::: Source extract :::
Them and Us – the power of prejudice.

Nov 07

Pope Benedict XVI said: ‘Peace begins with a look of respect that recognises in another man’s face a person, regardless of the colour of his skin, nationality, language or religion.’’ That is the kind of unity that I think we should be aiming for, and we need to start with ourselves.

I want to begin with discussing the concept of solidarity with those we identify with and how it leads to prejudices against those who we don’t. And then look at prejudices of other people – and prejudices held by ourselves. Look at tell-tale signs – could I be prejudiced? Could you be?  What does Islam teach us about prejudice? Is it such a bad thing to be prejudiced? And- because I personally always want to leave a talk with some action steps for changing some aspect of my life or for thinking about things differently- I want to look at how can we stop being prejudiced?

 (1)  Solidarity can lead to prejudice

`Asabiyya (Arabic: عصبية, ʻaṣabīya) is used by Ibn Khaldun to refer to social solidarity with an emphasis on unity, group consciousness and sense of shared purpose.

So with the concept of Asabiyya, the emphasis is on unity – but the question is who are we feeling unity with? Is it unity with just our immediate family, unity with those from our country, maybe unity with those who speak like us in the same accent, or is it simply unity with people who are like us? Often in the masjid I hear appeals for unity with the Muslim community/ummah, although I am never sure exactly what that means – it is hard to get two people to be united on an issue, let alone over a billion. If we are united by the act of supplication or dua, of course this is immensely powerful. But if we are looking to be united as an ummah, it is all too easy to then extrapolate this to suggest we are united AGAINST another group or community. Too often this term Asabiyyah is a negative word, as it can suggest loyalty to one’s group regardless of circumstances.

That loyalty can then lead us to being prejudiced against those who are not in our group. Prejudice is an opinion, prejudgment, or attitude about a group or its individual members. Prejudice is often accompanied by fear, ignorance, or hatred.

Hadith: ‘’Whoever possesses in his heart ‘Asabiyyah (prejudice in any of its forms such as tribalism, racism, or nationalism) even to the extent of a mustard seed, God will raise him on the Day of Resurrection with the unbelieving Bedouins of the Pre-Islamic era.” – Prophet Muhammad (peace be upon him and his progeny)

 

(2)  Prejudices people hold

 a)    Other people have prejudices

About other groups of people –in a discussion on Rhino poaching earlier this week, a woman said directly to me:  ‘’the Chinese, they just aren’t normal’. Really? A billion not normal? Whose normal would that be?
:::
(Required task a) In the listing, repeat verbatim the lines that start with the one containing "staticText: 您选择的板块 — [52, 245, 226, 282]" and end with the one containing "staticText: 布吉即时行情 — [81, 471, 351, 528]", both included.
::: Information given :::
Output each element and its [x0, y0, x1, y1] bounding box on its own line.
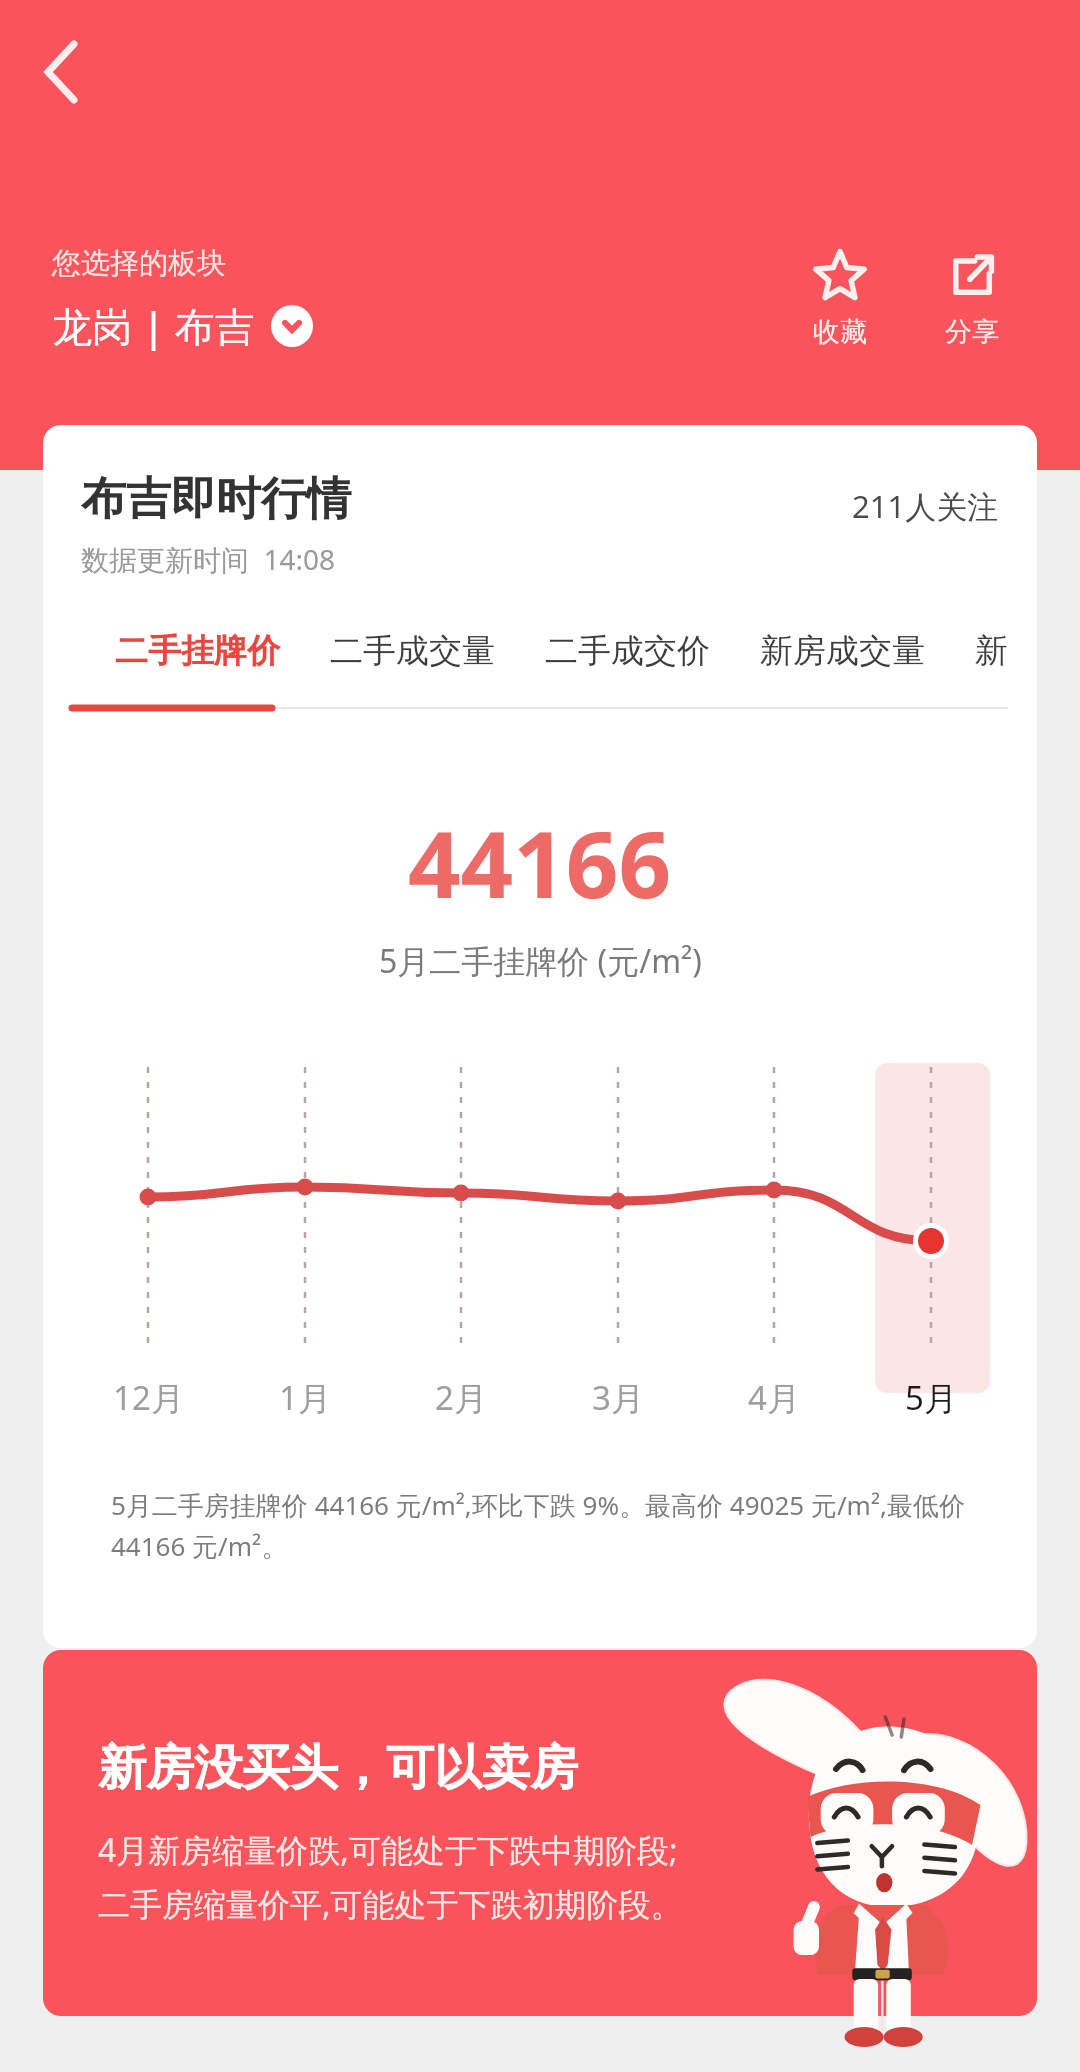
staticText: 您选择的板块 — [52, 245, 226, 282]
button[interactable]: 二手成交价 — [545, 630, 710, 672]
staticText: 二手房缩量价平,可能处于下跌初期阶段。 — [98, 1882, 683, 1926]
staticText: 分享 — [945, 315, 999, 349]
button[interactable]: 二手成交量 — [330, 630, 495, 672]
staticText: 数据更新时间 14:08 — [81, 540, 336, 578]
staticText: 44166 — [408, 800, 672, 925]
staticText: 211人关注 — [852, 485, 999, 527]
staticText: 4月新房缩量价跌,可能处于下跌中期阶段; — [98, 1828, 678, 1872]
button[interactable]: 新房成交量 — [760, 630, 925, 672]
staticText: 二手挂牌价 — [115, 630, 280, 672]
staticText: 龙岗 | 布吉 — [52, 298, 255, 353]
staticText: 新房成 — [975, 630, 1037, 672]
button[interactable]: 二手挂牌价 — [115, 630, 280, 672]
button[interactable]: 收藏 — [780, 249, 900, 349]
button[interactable]: 新房成 — [975, 630, 1037, 672]
button[interactable]: 龙岗 | 布吉 — [52, 298, 313, 353]
button[interactable] — [43, 1650, 1037, 2016]
staticText: 新房没买头，可以卖房 — [98, 1738, 578, 1798]
staticText: 5月 — [905, 1375, 957, 1420]
staticText: 收藏 — [813, 315, 867, 349]
staticText: 5月二手房挂牌价 44166 元/m²,环比下跌 9%。最高价 49025 元/… — [111, 1487, 981, 1564]
button[interactable]: Back — [18, 22, 118, 122]
staticText: 二手成交量 — [330, 630, 495, 672]
staticText: 4月 — [748, 1375, 800, 1420]
staticText: 12月 — [113, 1375, 184, 1420]
staticText: 5月二手挂牌价 (元/m²) — [379, 939, 702, 983]
button[interactable]: 分享 — [912, 249, 1032, 349]
staticText: 新房成交量 — [760, 630, 925, 672]
staticText: 布吉即时行情 — [81, 471, 351, 528]
staticText: 二手成交价 — [545, 630, 710, 672]
staticText: 3月 — [592, 1375, 644, 1420]
staticText: 1月 — [279, 1375, 331, 1420]
staticText: 2月 — [435, 1375, 487, 1420]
:::
(Required task b) From the text on prejudice, reproduce word for word the passage that begins with the words "Them and Us" and ends with the words "start with ourselves.".

(Task solution a)
staticText: 您选择的板块 — [52, 245, 226, 282]
button[interactable]: 二手成交价 — [545, 630, 710, 672]
staticText: 二手房缩量价平,可能处于下跌初期阶段。 — [98, 1882, 683, 1926]
staticText: 分享 — [945, 315, 999, 349]
button[interactable]: 二手成交量 — [330, 630, 495, 672]
staticText: 数据更新时间 14:08 — [81, 540, 336, 578]
staticText: 44166 — [408, 800, 672, 925]
staticText: 211人关注 — [852, 485, 999, 527]
staticText: 4月新房缩量价跌,可能处于下跌中期阶段; — [98, 1828, 678, 1872]
button[interactable]: 新房成交量 — [760, 630, 925, 672]
staticText: 二手挂牌价 — [115, 630, 280, 672]
staticText: 龙岗 | 布吉 — [52, 298, 255, 353]
staticText: 新房成 — [975, 630, 1037, 672]
button[interactable]: 二手挂牌价 — [115, 630, 280, 672]
button[interactable]: 收藏 — [780, 249, 900, 349]
button[interactable]: 新房成 — [975, 630, 1037, 672]
button[interactable]: 龙岗 | 布吉 — [52, 298, 313, 353]
button[interactable] — [43, 1650, 1037, 2016]
staticText: 新房没买头，可以卖房 — [98, 1738, 578, 1798]
staticText: 5月 — [905, 1375, 957, 1420]
staticText: 收藏 — [813, 315, 867, 349]
staticText: 5月二手房挂牌价 44166 元/m²,环比下跌 9%。最高价 49025 元/… — [111, 1487, 981, 1564]
button[interactable]: Back — [18, 22, 118, 122]
staticText: 二手成交量 — [330, 630, 495, 672]
staticText: 4月 — [748, 1375, 800, 1420]
staticText: 12月 — [113, 1375, 184, 1420]
staticText: 5月二手挂牌价 (元/m²) — [379, 939, 702, 983]
button[interactable]: 分享 — [912, 249, 1032, 349]
staticText: 新房成交量 — [760, 630, 925, 672]
staticText: 布吉即时行情 — [81, 471, 351, 528]

(Task solution b)
Them and Us – the power of prejudice.

Nov 07

Pope Benedict XVI said: ‘Peace begins with a look of respect that recognises in another man’s face a person, regardless of the colour of his skin, nationality, language or religion.’’ That is the kind of unity that I think we should be aiming for, and we need to start with ourselves.